PROBLEM DESCRIPTION - Please count the lines in the records below that contain the word "level", and reply with that number only.

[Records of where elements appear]
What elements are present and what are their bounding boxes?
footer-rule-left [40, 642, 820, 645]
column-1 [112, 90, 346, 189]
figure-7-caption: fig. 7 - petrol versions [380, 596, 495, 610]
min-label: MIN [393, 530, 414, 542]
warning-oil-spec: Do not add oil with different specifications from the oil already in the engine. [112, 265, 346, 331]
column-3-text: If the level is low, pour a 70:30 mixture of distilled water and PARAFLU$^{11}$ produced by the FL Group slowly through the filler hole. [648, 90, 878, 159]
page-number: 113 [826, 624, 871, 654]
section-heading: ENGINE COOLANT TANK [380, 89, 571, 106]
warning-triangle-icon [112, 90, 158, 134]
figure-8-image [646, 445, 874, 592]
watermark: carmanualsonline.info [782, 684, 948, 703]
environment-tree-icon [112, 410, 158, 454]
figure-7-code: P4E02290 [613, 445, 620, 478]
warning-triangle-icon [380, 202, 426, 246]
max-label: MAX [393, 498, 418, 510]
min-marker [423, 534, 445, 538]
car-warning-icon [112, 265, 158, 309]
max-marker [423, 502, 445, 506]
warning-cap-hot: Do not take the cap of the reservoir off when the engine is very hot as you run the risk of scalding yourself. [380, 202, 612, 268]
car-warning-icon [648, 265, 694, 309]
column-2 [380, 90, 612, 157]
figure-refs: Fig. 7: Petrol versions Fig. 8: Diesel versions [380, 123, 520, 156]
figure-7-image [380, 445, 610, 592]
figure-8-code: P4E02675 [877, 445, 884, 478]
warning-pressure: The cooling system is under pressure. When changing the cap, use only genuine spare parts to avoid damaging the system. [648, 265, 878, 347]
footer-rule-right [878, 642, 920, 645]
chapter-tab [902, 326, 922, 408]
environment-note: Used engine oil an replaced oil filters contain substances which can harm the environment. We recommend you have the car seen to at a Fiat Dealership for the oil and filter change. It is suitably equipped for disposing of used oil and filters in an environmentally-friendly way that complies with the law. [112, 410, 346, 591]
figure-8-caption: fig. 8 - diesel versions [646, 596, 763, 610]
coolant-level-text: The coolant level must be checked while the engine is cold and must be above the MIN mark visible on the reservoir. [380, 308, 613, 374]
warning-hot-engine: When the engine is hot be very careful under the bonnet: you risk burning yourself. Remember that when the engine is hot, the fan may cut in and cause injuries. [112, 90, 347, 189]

PROBLEM SOLUTION - 2